-- begin DATA ENTRIES --

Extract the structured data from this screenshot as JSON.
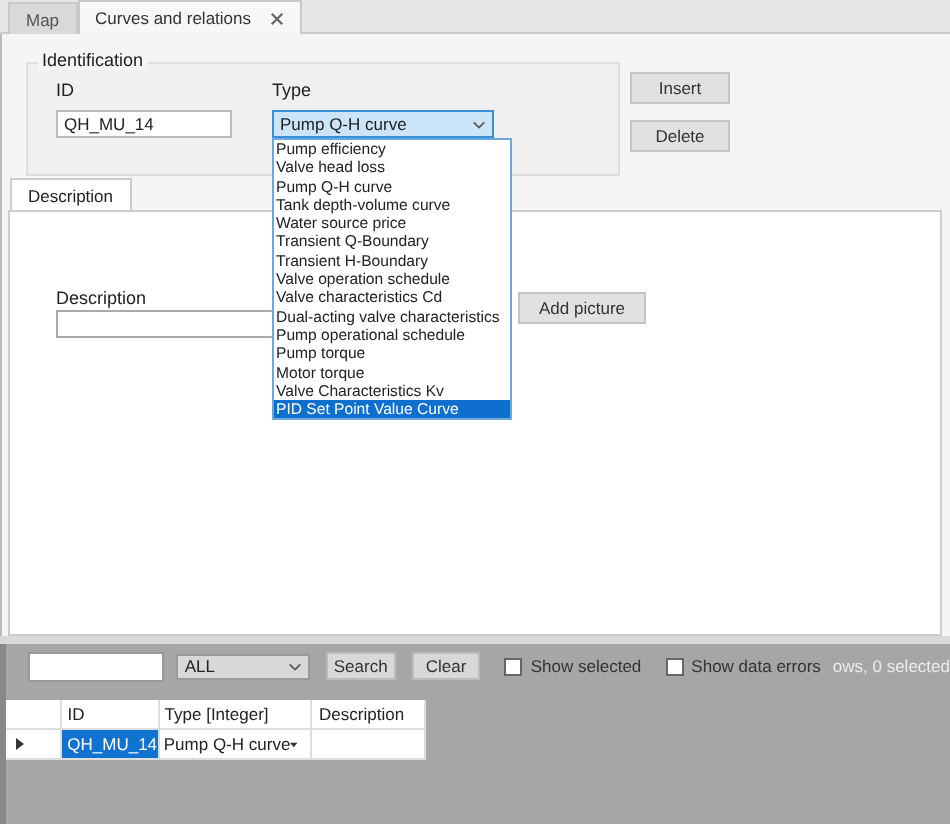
{
  "tabs": [
    {
      "label": "Map",
      "selected": false,
      "closable": false
    },
    {
      "label": "Curves and relations",
      "selected": true,
      "closable": true
    }
  ],
  "identification": {
    "title": "Identification",
    "id_label": "ID",
    "id_value": "QH_MU_14",
    "type_label": "Type",
    "type_value": "Pump Q-H curve",
    "type_expanded": true,
    "type_options": [
      {
        "label": "Pump efficiency",
        "selected": false
      },
      {
        "label": "Valve head loss",
        "selected": false
      },
      {
        "label": "Pump Q-H curve",
        "selected": false
      },
      {
        "label": "Tank depth-volume curve",
        "selected": false
      },
      {
        "label": "Water source price",
        "selected": false
      },
      {
        "label": "Transient Q-Boundary",
        "selected": false
      },
      {
        "label": "Transient H-Boundary",
        "selected": false
      },
      {
        "label": "Valve operation schedule",
        "selected": false
      },
      {
        "label": "Valve characteristics Cd",
        "selected": false
      },
      {
        "label": "Dual-acting valve characteristics",
        "selected": false
      },
      {
        "label": "Pump operational schedule",
        "selected": false
      },
      {
        "label": "Pump torque",
        "selected": false
      },
      {
        "label": "Motor torque",
        "selected": false
      },
      {
        "label": "Valve Characteristics Kv",
        "selected": false
      },
      {
        "label": "PID Set Point Value Curve",
        "selected": true
      }
    ]
  },
  "buttons": [
    "Insert",
    "Delete"
  ],
  "detail_tabs": [
    {
      "label": "Description",
      "selected": true
    }
  ],
  "description": {
    "label": "Description",
    "add_picture_button": "Add picture"
  },
  "filter_bar": {
    "category": "ALL",
    "buttons": [
      "Search",
      "Clear"
    ],
    "checkboxes": [
      {
        "label": "Show selected",
        "checked": false
      },
      {
        "label": "Show data errors",
        "checked": false
      }
    ],
    "status": "ows, 0 selected"
  },
  "grid": {
    "columns": [
      "ID",
      "Type [Integer]",
      "Description"
    ],
    "rows": [
      {
        "current": true,
        "selected": true,
        "id": "QH_MU_14",
        "type": "Pump Q-H curve"
      }
    ]
  }
}
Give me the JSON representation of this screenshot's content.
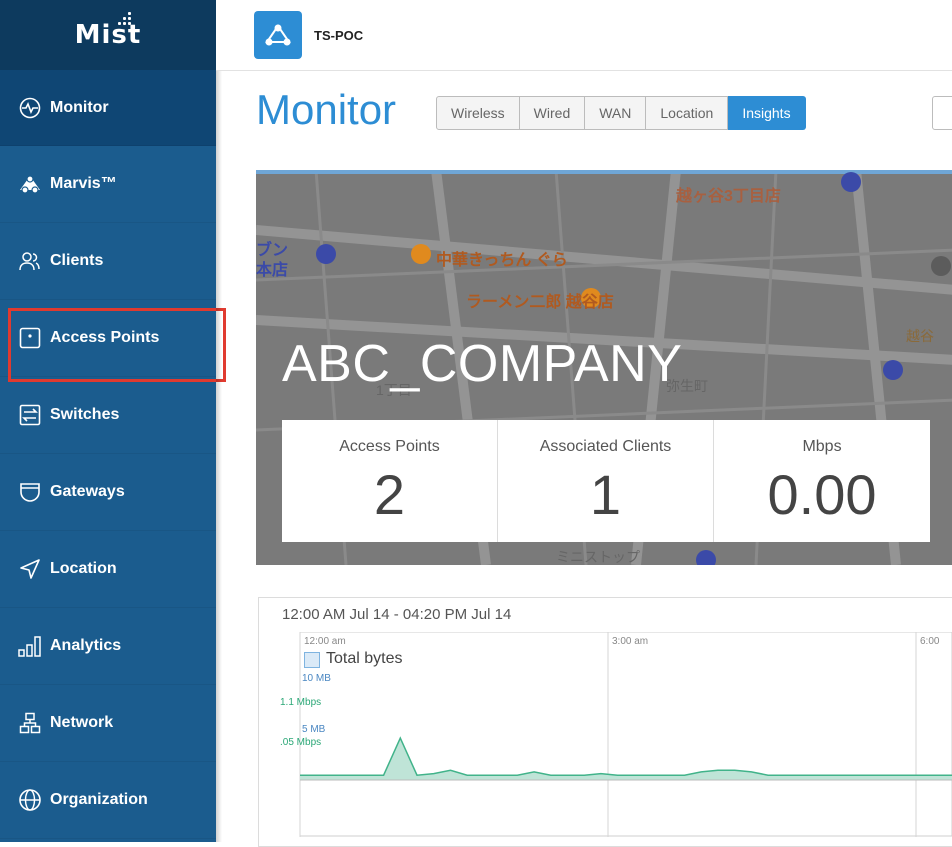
{
  "sidebar": {
    "brand": "Mist",
    "items": [
      {
        "label": "Monitor",
        "icon": "monitor-icon"
      },
      {
        "label": "Marvis™",
        "icon": "marvis-icon"
      },
      {
        "label": "Clients",
        "icon": "clients-icon"
      },
      {
        "label": "Access Points",
        "icon": "access-point-icon"
      },
      {
        "label": "Switches",
        "icon": "switch-icon"
      },
      {
        "label": "Gateways",
        "icon": "gateway-icon"
      },
      {
        "label": "Location",
        "icon": "location-icon"
      },
      {
        "label": "Analytics",
        "icon": "analytics-icon"
      },
      {
        "label": "Network",
        "icon": "network-icon"
      },
      {
        "label": "Organization",
        "icon": "organization-icon"
      }
    ]
  },
  "topbar": {
    "site_name": "TS-POC"
  },
  "page": {
    "title": "Monitor",
    "tabs": [
      "Wireless",
      "Wired",
      "WAN",
      "Location",
      "Insights"
    ],
    "active_tab": "Insights"
  },
  "hero": {
    "company": "ABC_COMPANY",
    "map_labels": [
      "越ヶ谷3丁目店",
      "中華きっちん ぐら",
      "ラーメン二郎 越谷店",
      "ブン",
      "本店",
      "弥生町",
      "越谷",
      "1丁目",
      "ミニストップ"
    ],
    "stats": [
      {
        "label": "Access Points",
        "value": "2"
      },
      {
        "label": "Associated Clients",
        "value": "1"
      },
      {
        "label": "Mbps",
        "value": "0.00"
      }
    ]
  },
  "chart_data": {
    "type": "area",
    "title": "12:00 AM Jul 14 - 04:20 PM Jul 14",
    "x_ticks": [
      "12:00 am",
      "3:00 am",
      "6:00"
    ],
    "y_ticks_left": [
      "10 MB",
      "5 MB"
    ],
    "y_ticks_rate": [
      "1.1 Mbps",
      ".05 Mbps"
    ],
    "series": [
      {
        "name": "Total bytes",
        "values": [
          0.3,
          0.3,
          0.3,
          0.3,
          0.3,
          0.3,
          2.6,
          0.3,
          0.4,
          0.6,
          0.3,
          0.3,
          0.3,
          0.3,
          0.5,
          0.3,
          0.3,
          0.3,
          0.4,
          0.3,
          0.3,
          0.3,
          0.3,
          0.3,
          0.5,
          0.6,
          0.6,
          0.5,
          0.3,
          0.3,
          0.3,
          0.3,
          0.3,
          0.3,
          0.3,
          0.3,
          0.3,
          0.3,
          0.3,
          0.3
        ]
      }
    ],
    "colors": {
      "fill": "#bfe4d7",
      "line": "#41b38a"
    }
  }
}
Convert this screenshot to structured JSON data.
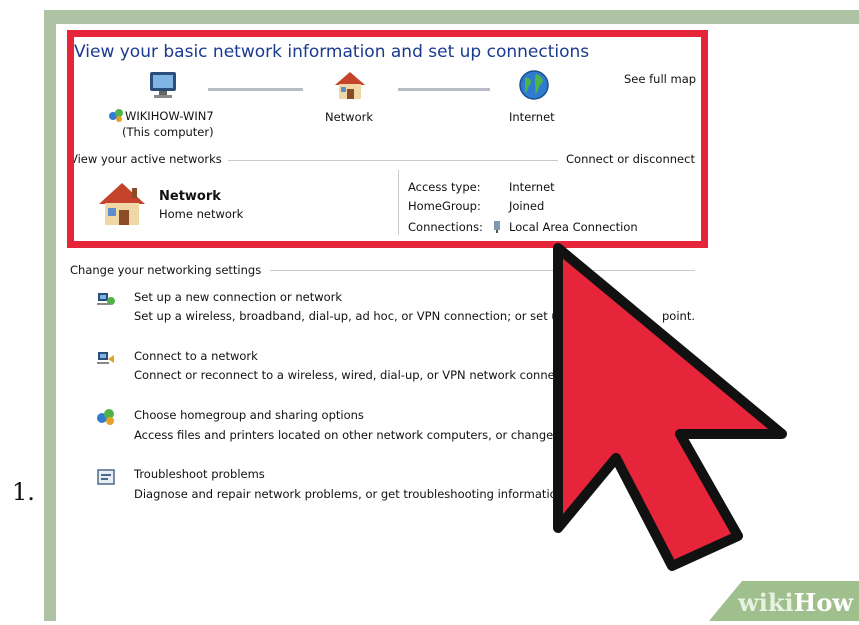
{
  "list_number": "1.",
  "map": {
    "title": "View your basic network information and set up connections",
    "see_full_map": "See full map",
    "nodes": [
      {
        "name": "WIKIHOW-WIN7",
        "sub": "(This computer)",
        "icon": "computer-icon"
      },
      {
        "name": "Network",
        "icon": "house-icon"
      },
      {
        "name": "Internet",
        "icon": "globe-icon"
      }
    ]
  },
  "active": {
    "header": "View your active networks",
    "connect_link": "Connect or disconnect",
    "network_name": "Network",
    "network_type": "Home network",
    "access_label": "Access type:",
    "access_value": "Internet",
    "homegroup_label": "HomeGroup:",
    "homegroup_value": "Joined",
    "connections_label": "Connections:",
    "connections_value": "Local Area Connection"
  },
  "settings": {
    "header": "Change your networking settings",
    "items": [
      {
        "title": "Set up a new connection or network",
        "desc": "Set up a wireless, broadband, dial-up, ad hoc, or VPN connection; or set up",
        "tail": "point.",
        "icon": "new-connection-icon"
      },
      {
        "title": "Connect to a network",
        "desc": "Connect or reconnect to a wireless, wired, dial-up, or VPN network connect",
        "icon": "connect-network-icon"
      },
      {
        "title": "Choose homegroup and sharing options",
        "desc": "Access files and printers located on other network computers, or change sh",
        "icon": "homegroup-icon"
      },
      {
        "title": "Troubleshoot problems",
        "desc": "Diagnose and repair network problems, or get troubleshooting information",
        "icon": "troubleshoot-icon"
      }
    ]
  },
  "watermark": {
    "part1": "wiki",
    "part2": "How"
  },
  "colors": {
    "highlight_border": "#e6243a",
    "link": "#1e5bb8",
    "cursor": "#e6243a",
    "cursor_outline": "#111111"
  }
}
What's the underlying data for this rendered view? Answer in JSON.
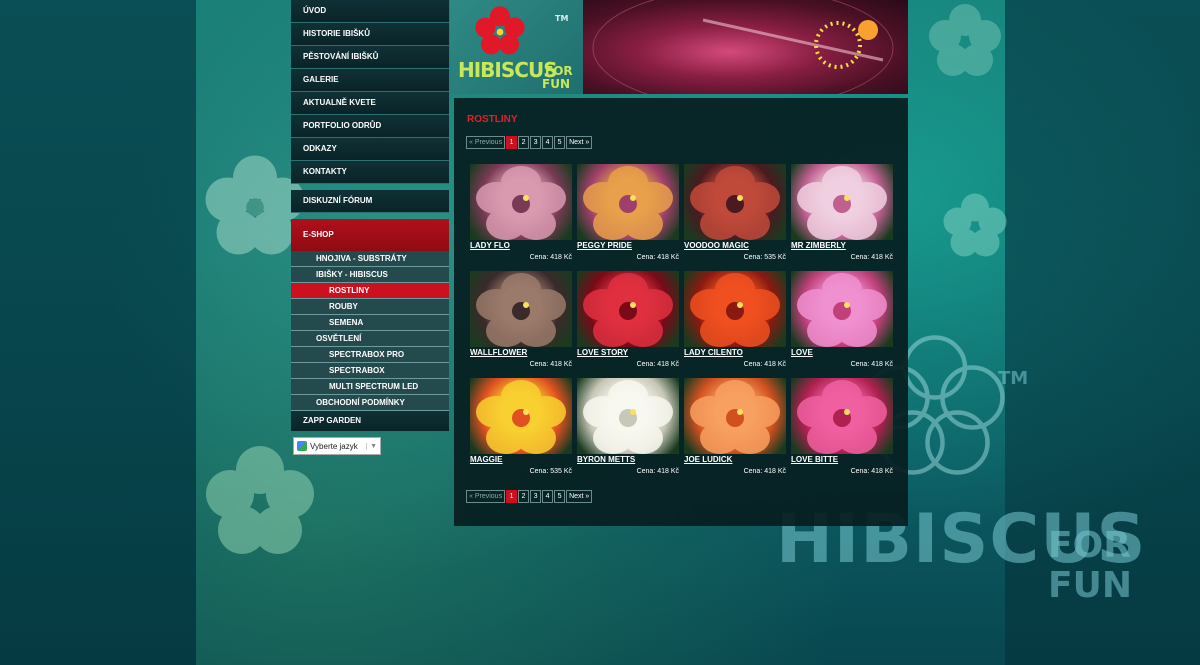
{
  "brand": {
    "logo_word1": "HIBISCUS",
    "logo_word2": "FOR",
    "logo_word3": "FUN",
    "trademark": "TM",
    "colors": {
      "accent": "#cc1020",
      "nav_bg": "#0a2428",
      "content_bg": "#061e20"
    }
  },
  "nav": {
    "items": [
      {
        "label": "ÚVOD"
      },
      {
        "label": "HISTORIE IBIŠKŮ"
      },
      {
        "label": "PĚSTOVÁNÍ IBIŠKŮ"
      },
      {
        "label": "GALERIE"
      },
      {
        "label": "AKTUALNĚ KVETE"
      },
      {
        "label": "PORTFOLIO ODRŮD"
      },
      {
        "label": "ODKAZY"
      },
      {
        "label": "KONTAKTY"
      }
    ],
    "forum": "DISKUZNÍ FÓRUM",
    "eshop": "E-SHOP",
    "eshop_sub": [
      {
        "label": "HNOJIVA - SUBSTRÁTY",
        "level": 1
      },
      {
        "label": "IBIŠKY - HIBISCUS",
        "level": 1
      },
      {
        "label": "ROSTLINY",
        "level": 2,
        "active": true
      },
      {
        "label": "ROUBY",
        "level": 2
      },
      {
        "label": "SEMENA",
        "level": 2
      },
      {
        "label": "OSVĚTLENÍ",
        "level": 1
      },
      {
        "label": "SPECTRABOX PRO",
        "level": 2
      },
      {
        "label": "SPECTRABOX",
        "level": 2
      },
      {
        "label": "MULTI SPECTRUM LED",
        "level": 2
      },
      {
        "label": "OBCHODNÍ PODMÍNKY",
        "level": 1
      }
    ],
    "zapp": "ZAPP GARDEN",
    "language_select": "Vyberte jazyk"
  },
  "content": {
    "title": "ROSTLINY",
    "pager": {
      "prev": "« Previous",
      "pages": [
        "1",
        "2",
        "3",
        "4",
        "5"
      ],
      "current": "1",
      "next": "Next »"
    },
    "products": [
      {
        "name": "LADY FLO",
        "price": "Cena: 418 Kč",
        "c1": "#d99ab0",
        "c2": "#7a3a55"
      },
      {
        "name": "PEGGY PRIDE",
        "price": "Cena: 418 Kč",
        "c1": "#e8a04a",
        "c2": "#a0406a"
      },
      {
        "name": "VOODOO MAGIC",
        "price": "Cena: 535 Kč",
        "c1": "#c04a3a",
        "c2": "#4a1a20"
      },
      {
        "name": "MR ZIMBERLY",
        "price": "Cena: 418 Kč",
        "c1": "#f0d0e0",
        "c2": "#c06090"
      },
      {
        "name": "WALLFLOWER",
        "price": "Cena: 418 Kč",
        "c1": "#9a7a6a",
        "c2": "#3a2a2a"
      },
      {
        "name": "LOVE STORY",
        "price": "Cena: 418 Kč",
        "c1": "#e03040",
        "c2": "#7a0a18"
      },
      {
        "name": "LADY CILENTO",
        "price": "Cena: 418 Kč",
        "c1": "#f05020",
        "c2": "#8a1a10"
      },
      {
        "name": "LOVE",
        "price": "Cena: 418 Kč",
        "c1": "#f090d0",
        "c2": "#c0407a"
      },
      {
        "name": "MAGGIE",
        "price": "Cena: 535 Kč",
        "c1": "#f8d030",
        "c2": "#e05020"
      },
      {
        "name": "BYRON METTS",
        "price": "Cena: 418 Kč",
        "c1": "#f8f8f0",
        "c2": "#c8c8b8"
      },
      {
        "name": "JOE LUDICK",
        "price": "Cena: 418 Kč",
        "c1": "#f8a060",
        "c2": "#d05020"
      },
      {
        "name": "LOVE BITTE",
        "price": "Cena: 418 Kč",
        "c1": "#f060a0",
        "c2": "#b02050"
      }
    ]
  },
  "watermark": {
    "word1": "HIBISCUS",
    "word2": "FOR",
    "word3": "FUN",
    "tm": "TM"
  }
}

-- end DATA ENTRIES --

> _OBJECTIVE_: Return each line with "your".

> _REPLY TO THE EXERCISE_:
    "title": "View your basic network information and set up connections",
    "header": "View your active networks",
    "header": "Change your networking settings",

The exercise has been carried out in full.